■ PROBLEM STATEMENT
Repeat every record below exactly, but leave out any pictures.
=== EXTRACTED RECORDS ===
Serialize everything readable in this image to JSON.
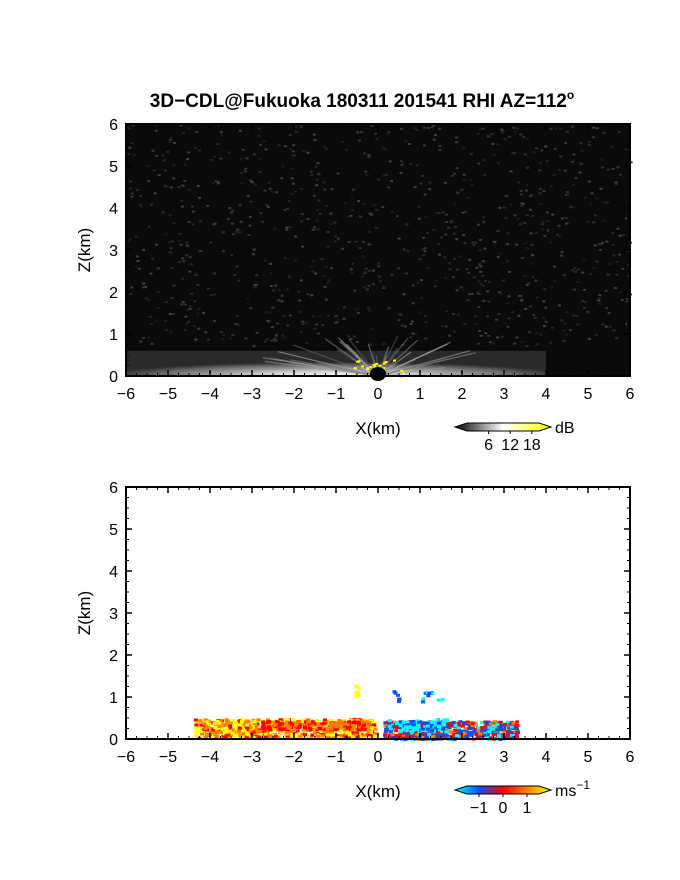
{
  "title": "3D−CDL@Fukuoka 180311 201541 RHI AZ=112",
  "title_superscript": "o",
  "chart_data": [
    {
      "type": "heatmap",
      "name": "reflectivity-panel",
      "xlabel": "X(km)",
      "ylabel": "Z(km)",
      "xlim": [
        -6,
        6
      ],
      "ylim": [
        0,
        6
      ],
      "x_ticks": [
        -6,
        -5,
        -4,
        -3,
        -2,
        -1,
        0,
        1,
        2,
        3,
        4,
        5,
        6
      ],
      "y_ticks": [
        0,
        1,
        2,
        3,
        4,
        5,
        6
      ],
      "x_tick_labels": [
        "−6",
        "−5",
        "−4",
        "−3",
        "−2",
        "−1",
        "0",
        "1",
        "2",
        "3",
        "4",
        "5",
        "6"
      ],
      "y_tick_labels": [
        "0",
        "1",
        "2",
        "3",
        "4",
        "5",
        "6"
      ],
      "background_color": "#0a0a0a",
      "colorbar": {
        "unit": "dB",
        "tick_values": [
          6,
          12,
          18
        ],
        "tick_labels": [
          "6",
          "12",
          "18"
        ],
        "range": [
          0,
          20
        ],
        "colors": [
          "#000000",
          "#ffffff",
          "#ffff00"
        ]
      }
    },
    {
      "type": "heatmap",
      "name": "doppler-velocity-panel",
      "xlabel": "X(km)",
      "ylabel": "Z(km)",
      "xlim": [
        -6,
        6
      ],
      "ylim": [
        0,
        6
      ],
      "x_ticks": [
        -6,
        -5,
        -4,
        -3,
        -2,
        -1,
        0,
        1,
        2,
        3,
        4,
        5,
        6
      ],
      "y_ticks": [
        0,
        1,
        2,
        3,
        4,
        5,
        6
      ],
      "x_tick_labels": [
        "−6",
        "−5",
        "−4",
        "−3",
        "−2",
        "−1",
        "0",
        "1",
        "2",
        "3",
        "4",
        "5",
        "6"
      ],
      "y_tick_labels": [
        "0",
        "1",
        "2",
        "3",
        "4",
        "5",
        "6"
      ],
      "background_color": "#ffffff",
      "colorbar": {
        "unit": "ms",
        "unit_superscript": "−1",
        "tick_values": [
          -1,
          0,
          1
        ],
        "tick_labels": [
          "−1",
          "0",
          "1"
        ],
        "range": [
          -1.5,
          1.5
        ],
        "colors": [
          "#00ffff",
          "#0050ff",
          "#ff0000",
          "#ff8000",
          "#ffff00"
        ]
      }
    }
  ]
}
===
■ THE ANSWER
Serialize everything readable in this image to JSON.
{
  "title": "3D−CDL@Fukuoka 180311 201541 RHI AZ=112",
  "title_superscript": "o",
  "chart_data": [
    {
      "type": "heatmap",
      "name": "reflectivity-panel",
      "xlabel": "X(km)",
      "ylabel": "Z(km)",
      "xlim": [
        -6,
        6
      ],
      "ylim": [
        0,
        6
      ],
      "x_ticks": [
        -6,
        -5,
        -4,
        -3,
        -2,
        -1,
        0,
        1,
        2,
        3,
        4,
        5,
        6
      ],
      "y_ticks": [
        0,
        1,
        2,
        3,
        4,
        5,
        6
      ],
      "x_tick_labels": [
        "−6",
        "−5",
        "−4",
        "−3",
        "−2",
        "−1",
        "0",
        "1",
        "2",
        "3",
        "4",
        "5",
        "6"
      ],
      "y_tick_labels": [
        "0",
        "1",
        "2",
        "3",
        "4",
        "5",
        "6"
      ],
      "background_color": "#0a0a0a",
      "colorbar": {
        "unit": "dB",
        "tick_values": [
          6,
          12,
          18
        ],
        "tick_labels": [
          "6",
          "12",
          "18"
        ],
        "range": [
          0,
          20
        ],
        "colors": [
          "#000000",
          "#ffffff",
          "#ffff00"
        ]
      }
    },
    {
      "type": "heatmap",
      "name": "doppler-velocity-panel",
      "xlabel": "X(km)",
      "ylabel": "Z(km)",
      "xlim": [
        -6,
        6
      ],
      "ylim": [
        0,
        6
      ],
      "x_ticks": [
        -6,
        -5,
        -4,
        -3,
        -2,
        -1,
        0,
        1,
        2,
        3,
        4,
        5,
        6
      ],
      "y_ticks": [
        0,
        1,
        2,
        3,
        4,
        5,
        6
      ],
      "x_tick_labels": [
        "−6",
        "−5",
        "−4",
        "−3",
        "−2",
        "−1",
        "0",
        "1",
        "2",
        "3",
        "4",
        "5",
        "6"
      ],
      "y_tick_labels": [
        "0",
        "1",
        "2",
        "3",
        "4",
        "5",
        "6"
      ],
      "background_color": "#ffffff",
      "colorbar": {
        "unit": "ms",
        "unit_superscript": "−1",
        "tick_values": [
          -1,
          0,
          1
        ],
        "tick_labels": [
          "−1",
          "0",
          "1"
        ],
        "range": [
          -1.5,
          1.5
        ],
        "colors": [
          "#00ffff",
          "#0050ff",
          "#ff0000",
          "#ff8000",
          "#ffff00"
        ]
      }
    }
  ]
}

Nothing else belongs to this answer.